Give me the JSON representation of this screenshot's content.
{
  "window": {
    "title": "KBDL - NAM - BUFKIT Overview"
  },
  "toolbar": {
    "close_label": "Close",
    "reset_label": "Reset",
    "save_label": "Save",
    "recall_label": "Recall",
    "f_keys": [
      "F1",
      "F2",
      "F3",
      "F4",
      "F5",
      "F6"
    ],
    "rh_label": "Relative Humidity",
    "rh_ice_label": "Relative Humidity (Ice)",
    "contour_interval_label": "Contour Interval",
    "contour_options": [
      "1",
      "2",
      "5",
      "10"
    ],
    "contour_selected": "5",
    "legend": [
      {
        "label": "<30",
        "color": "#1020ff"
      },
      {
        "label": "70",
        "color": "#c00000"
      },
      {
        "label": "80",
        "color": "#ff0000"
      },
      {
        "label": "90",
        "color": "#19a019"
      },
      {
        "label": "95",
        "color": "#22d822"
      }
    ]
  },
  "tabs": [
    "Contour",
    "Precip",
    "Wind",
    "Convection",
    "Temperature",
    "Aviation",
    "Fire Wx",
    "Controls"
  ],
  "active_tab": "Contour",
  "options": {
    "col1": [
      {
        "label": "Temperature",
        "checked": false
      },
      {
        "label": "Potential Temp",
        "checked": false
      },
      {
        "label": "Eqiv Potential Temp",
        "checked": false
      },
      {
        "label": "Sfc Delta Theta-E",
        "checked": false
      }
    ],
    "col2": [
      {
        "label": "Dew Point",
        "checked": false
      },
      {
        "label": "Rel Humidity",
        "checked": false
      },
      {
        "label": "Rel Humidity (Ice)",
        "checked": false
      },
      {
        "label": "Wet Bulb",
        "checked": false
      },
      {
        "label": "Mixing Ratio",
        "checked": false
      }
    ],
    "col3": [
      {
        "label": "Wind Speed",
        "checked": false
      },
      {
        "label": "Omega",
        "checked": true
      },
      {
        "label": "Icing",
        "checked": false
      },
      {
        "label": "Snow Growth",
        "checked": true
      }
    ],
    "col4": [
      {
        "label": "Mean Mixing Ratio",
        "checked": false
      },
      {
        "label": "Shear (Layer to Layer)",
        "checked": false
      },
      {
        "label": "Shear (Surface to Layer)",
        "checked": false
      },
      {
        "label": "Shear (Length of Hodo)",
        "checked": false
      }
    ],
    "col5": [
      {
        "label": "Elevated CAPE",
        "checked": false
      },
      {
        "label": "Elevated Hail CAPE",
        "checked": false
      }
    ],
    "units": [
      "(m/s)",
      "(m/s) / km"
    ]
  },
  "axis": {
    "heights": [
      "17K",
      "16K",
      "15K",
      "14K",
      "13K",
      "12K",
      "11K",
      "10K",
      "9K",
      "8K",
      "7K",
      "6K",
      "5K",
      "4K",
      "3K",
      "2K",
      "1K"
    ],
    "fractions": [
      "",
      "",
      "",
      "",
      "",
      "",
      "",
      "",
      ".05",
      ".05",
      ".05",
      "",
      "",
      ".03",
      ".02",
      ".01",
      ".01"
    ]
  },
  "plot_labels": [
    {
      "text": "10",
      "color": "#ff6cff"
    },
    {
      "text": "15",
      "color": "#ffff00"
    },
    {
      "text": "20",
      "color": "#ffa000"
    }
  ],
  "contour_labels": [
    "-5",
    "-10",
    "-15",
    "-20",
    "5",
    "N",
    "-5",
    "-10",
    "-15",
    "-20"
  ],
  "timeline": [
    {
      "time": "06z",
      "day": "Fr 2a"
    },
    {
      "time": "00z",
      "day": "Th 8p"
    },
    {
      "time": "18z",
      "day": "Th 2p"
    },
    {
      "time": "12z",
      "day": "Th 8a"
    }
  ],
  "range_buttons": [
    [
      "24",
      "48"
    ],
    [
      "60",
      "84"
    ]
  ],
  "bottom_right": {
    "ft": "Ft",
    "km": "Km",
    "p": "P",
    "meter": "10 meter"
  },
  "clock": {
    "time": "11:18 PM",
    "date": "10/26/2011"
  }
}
______________________________
AIM – Emit the full listing verbatim.

WRITTEN REPLY –
Give me the JSON representation of this screenshot's content.
{
  "window": {
    "title": "KBDL - NAM - BUFKIT Overview"
  },
  "toolbar": {
    "close_label": "Close",
    "reset_label": "Reset",
    "save_label": "Save",
    "recall_label": "Recall",
    "f_keys": [
      "F1",
      "F2",
      "F3",
      "F4",
      "F5",
      "F6"
    ],
    "rh_label": "Relative Humidity",
    "rh_ice_label": "Relative Humidity (Ice)",
    "contour_interval_label": "Contour Interval",
    "contour_options": [
      "1",
      "2",
      "5",
      "10"
    ],
    "contour_selected": "5",
    "legend": [
      {
        "label": "<30",
        "color": "#1020ff"
      },
      {
        "label": "70",
        "color": "#c00000"
      },
      {
        "label": "80",
        "color": "#ff0000"
      },
      {
        "label": "90",
        "color": "#19a019"
      },
      {
        "label": "95",
        "color": "#22d822"
      }
    ]
  },
  "tabs": [
    "Contour",
    "Precip",
    "Wind",
    "Convection",
    "Temperature",
    "Aviation",
    "Fire Wx",
    "Controls"
  ],
  "active_tab": "Contour",
  "options": {
    "col1": [
      {
        "label": "Temperature",
        "checked": false
      },
      {
        "label": "Potential Temp",
        "checked": false
      },
      {
        "label": "Eqiv Potential Temp",
        "checked": false
      },
      {
        "label": "Sfc Delta Theta-E",
        "checked": false
      }
    ],
    "col2": [
      {
        "label": "Dew Point",
        "checked": false
      },
      {
        "label": "Rel Humidity",
        "checked": false
      },
      {
        "label": "Rel Humidity (Ice)",
        "checked": false
      },
      {
        "label": "Wet Bulb",
        "checked": false
      },
      {
        "label": "Mixing Ratio",
        "checked": false
      }
    ],
    "col3": [
      {
        "label": "Wind Speed",
        "checked": false
      },
      {
        "label": "Omega",
        "checked": true
      },
      {
        "label": "Icing",
        "checked": false
      },
      {
        "label": "Snow Growth",
        "checked": true
      }
    ],
    "col4": [
      {
        "label": "Mean Mixing Ratio",
        "checked": false
      },
      {
        "label": "Shear (Layer to Layer)",
        "checked": false
      },
      {
        "label": "Shear (Surface to Layer)",
        "checked": false
      },
      {
        "label": "Shear (Length of Hodo)",
        "checked": false
      }
    ],
    "col5": [
      {
        "label": "Elevated CAPE",
        "checked": false
      },
      {
        "label": "Elevated Hail CAPE",
        "checked": false
      }
    ],
    "units": [
      "(m/s)",
      "(m/s) / km"
    ]
  },
  "axis": {
    "heights": [
      "17K",
      "16K",
      "15K",
      "14K",
      "13K",
      "12K",
      "11K",
      "10K",
      "9K",
      "8K",
      "7K",
      "6K",
      "5K",
      "4K",
      "3K",
      "2K",
      "1K"
    ],
    "fractions": [
      "",
      "",
      "",
      "",
      "",
      "",
      "",
      "",
      ".05",
      ".05",
      ".05",
      "",
      "",
      ".03",
      ".02",
      ".01",
      ".01"
    ]
  },
  "plot_labels": [
    {
      "text": "10",
      "color": "#ff6cff"
    },
    {
      "text": "15",
      "color": "#ffff00"
    },
    {
      "text": "20",
      "color": "#ffa000"
    }
  ],
  "contour_labels": [
    "-5",
    "-10",
    "-15",
    "-20",
    "5",
    "N",
    "-5",
    "-10",
    "-15",
    "-20"
  ],
  "timeline": [
    {
      "time": "06z",
      "day": "Fr 2a"
    },
    {
      "time": "00z",
      "day": "Th 8p"
    },
    {
      "time": "18z",
      "day": "Th 2p"
    },
    {
      "time": "12z",
      "day": "Th 8a"
    }
  ],
  "range_buttons": [
    [
      "24",
      "48"
    ],
    [
      "60",
      "84"
    ]
  ],
  "bottom_right": {
    "ft": "Ft",
    "km": "Km",
    "p": "P",
    "meter": "10 meter"
  },
  "clock": {
    "time": "11:18 PM",
    "date": "10/26/2011"
  }
}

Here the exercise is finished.